▸ **What is needed**:
Give the number of lines in the records below that include "title". Reply with that number alone.

▸ **Material to process**:
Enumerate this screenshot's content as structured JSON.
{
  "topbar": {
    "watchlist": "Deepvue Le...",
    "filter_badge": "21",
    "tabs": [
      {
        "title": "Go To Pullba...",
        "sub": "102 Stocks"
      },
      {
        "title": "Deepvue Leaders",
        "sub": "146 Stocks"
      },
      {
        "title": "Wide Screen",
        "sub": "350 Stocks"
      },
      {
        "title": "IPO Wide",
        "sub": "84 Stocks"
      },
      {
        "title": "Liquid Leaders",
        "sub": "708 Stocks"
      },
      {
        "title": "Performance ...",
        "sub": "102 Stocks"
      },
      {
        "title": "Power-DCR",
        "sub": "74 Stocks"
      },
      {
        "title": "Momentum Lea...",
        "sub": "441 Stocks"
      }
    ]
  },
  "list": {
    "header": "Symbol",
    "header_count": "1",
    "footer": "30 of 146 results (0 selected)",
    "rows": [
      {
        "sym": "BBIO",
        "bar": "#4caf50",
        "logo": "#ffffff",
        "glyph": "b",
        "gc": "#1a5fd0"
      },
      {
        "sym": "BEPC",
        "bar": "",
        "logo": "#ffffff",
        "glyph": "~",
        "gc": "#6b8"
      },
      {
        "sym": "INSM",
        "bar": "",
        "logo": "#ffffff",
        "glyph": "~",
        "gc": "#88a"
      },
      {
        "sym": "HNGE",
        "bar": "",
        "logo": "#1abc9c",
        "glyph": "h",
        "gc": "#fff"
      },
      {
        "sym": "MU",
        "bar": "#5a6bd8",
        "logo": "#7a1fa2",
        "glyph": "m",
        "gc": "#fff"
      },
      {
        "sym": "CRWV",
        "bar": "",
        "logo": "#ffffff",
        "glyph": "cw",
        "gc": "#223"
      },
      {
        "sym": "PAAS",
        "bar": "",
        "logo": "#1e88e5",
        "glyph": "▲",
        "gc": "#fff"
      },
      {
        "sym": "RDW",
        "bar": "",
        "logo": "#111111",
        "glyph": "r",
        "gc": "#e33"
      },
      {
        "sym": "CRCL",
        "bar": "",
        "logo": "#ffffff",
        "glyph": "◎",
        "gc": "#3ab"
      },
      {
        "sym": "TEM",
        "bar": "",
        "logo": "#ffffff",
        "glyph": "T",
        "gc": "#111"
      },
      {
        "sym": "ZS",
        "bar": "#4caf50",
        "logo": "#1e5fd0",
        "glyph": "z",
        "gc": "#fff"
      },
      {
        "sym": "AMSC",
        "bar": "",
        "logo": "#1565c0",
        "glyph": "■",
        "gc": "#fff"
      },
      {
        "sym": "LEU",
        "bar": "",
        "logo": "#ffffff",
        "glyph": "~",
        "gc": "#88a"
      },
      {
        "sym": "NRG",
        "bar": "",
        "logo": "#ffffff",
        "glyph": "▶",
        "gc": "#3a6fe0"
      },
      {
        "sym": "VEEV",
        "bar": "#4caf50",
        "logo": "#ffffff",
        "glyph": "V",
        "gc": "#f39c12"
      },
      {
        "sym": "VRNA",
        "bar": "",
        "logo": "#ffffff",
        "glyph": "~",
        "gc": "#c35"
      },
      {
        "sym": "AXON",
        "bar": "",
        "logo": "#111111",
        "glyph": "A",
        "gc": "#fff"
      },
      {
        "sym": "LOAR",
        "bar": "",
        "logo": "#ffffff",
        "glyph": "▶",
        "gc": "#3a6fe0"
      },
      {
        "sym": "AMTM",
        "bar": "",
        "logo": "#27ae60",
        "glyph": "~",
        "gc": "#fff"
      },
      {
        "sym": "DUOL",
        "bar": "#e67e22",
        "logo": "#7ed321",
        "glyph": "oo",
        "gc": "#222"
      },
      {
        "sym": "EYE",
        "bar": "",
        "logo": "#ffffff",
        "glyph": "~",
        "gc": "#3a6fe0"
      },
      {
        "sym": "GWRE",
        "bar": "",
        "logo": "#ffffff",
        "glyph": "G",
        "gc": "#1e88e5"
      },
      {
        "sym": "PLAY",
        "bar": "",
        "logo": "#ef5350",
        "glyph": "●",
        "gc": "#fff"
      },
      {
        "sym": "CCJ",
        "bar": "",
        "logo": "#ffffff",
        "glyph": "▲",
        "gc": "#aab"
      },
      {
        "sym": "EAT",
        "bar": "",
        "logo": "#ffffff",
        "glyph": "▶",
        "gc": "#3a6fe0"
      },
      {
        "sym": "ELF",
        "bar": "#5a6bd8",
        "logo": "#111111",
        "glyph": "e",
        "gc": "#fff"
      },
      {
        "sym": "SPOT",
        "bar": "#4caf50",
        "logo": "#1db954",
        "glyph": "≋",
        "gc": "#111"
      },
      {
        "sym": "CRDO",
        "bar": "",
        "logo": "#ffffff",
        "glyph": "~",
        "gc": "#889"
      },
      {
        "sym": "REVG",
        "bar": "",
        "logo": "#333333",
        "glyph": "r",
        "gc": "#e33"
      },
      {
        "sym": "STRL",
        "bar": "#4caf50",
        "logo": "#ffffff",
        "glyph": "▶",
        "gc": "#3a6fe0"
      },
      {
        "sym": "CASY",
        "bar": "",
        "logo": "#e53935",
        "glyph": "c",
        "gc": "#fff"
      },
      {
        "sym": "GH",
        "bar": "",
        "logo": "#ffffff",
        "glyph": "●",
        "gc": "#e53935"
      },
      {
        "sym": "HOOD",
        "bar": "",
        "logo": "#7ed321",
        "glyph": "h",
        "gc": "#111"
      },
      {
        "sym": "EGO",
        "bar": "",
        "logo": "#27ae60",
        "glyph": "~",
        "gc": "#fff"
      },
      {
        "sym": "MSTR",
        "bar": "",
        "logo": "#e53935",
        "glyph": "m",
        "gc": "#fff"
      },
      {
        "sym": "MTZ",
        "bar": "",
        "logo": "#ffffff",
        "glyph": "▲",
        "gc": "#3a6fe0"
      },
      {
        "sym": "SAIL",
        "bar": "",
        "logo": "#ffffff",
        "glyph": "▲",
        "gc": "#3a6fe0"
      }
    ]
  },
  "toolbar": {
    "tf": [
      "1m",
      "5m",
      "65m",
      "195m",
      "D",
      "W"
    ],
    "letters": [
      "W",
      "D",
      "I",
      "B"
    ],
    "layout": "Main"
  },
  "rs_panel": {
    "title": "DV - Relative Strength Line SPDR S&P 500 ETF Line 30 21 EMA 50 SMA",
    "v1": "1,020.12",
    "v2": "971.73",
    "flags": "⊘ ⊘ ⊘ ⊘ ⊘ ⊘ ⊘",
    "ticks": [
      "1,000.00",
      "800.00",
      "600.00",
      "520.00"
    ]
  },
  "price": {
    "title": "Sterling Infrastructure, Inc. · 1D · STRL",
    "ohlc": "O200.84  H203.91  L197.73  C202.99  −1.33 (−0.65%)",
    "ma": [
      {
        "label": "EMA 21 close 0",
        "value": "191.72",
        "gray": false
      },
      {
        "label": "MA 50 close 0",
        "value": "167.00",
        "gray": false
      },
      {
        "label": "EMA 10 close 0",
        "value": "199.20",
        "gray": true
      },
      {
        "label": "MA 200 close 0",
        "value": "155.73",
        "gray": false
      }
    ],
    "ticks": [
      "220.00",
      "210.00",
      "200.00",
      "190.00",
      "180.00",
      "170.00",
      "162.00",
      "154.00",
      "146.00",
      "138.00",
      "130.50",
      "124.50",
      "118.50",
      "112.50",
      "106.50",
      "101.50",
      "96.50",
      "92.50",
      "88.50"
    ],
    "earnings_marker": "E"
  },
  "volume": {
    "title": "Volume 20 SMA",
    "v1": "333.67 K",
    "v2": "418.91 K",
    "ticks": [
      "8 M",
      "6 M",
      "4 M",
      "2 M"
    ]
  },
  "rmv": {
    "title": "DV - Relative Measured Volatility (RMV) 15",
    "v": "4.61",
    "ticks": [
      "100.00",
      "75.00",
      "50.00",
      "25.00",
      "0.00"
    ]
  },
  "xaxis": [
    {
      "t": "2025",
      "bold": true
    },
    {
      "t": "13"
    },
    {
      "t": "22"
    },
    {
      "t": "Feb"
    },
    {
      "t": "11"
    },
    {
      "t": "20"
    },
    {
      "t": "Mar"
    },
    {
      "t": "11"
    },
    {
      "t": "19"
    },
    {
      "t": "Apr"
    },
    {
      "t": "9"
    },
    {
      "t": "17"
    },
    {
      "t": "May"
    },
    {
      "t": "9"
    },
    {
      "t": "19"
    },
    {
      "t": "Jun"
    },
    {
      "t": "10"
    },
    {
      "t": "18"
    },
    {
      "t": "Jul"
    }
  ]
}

▸ **Written response**:
12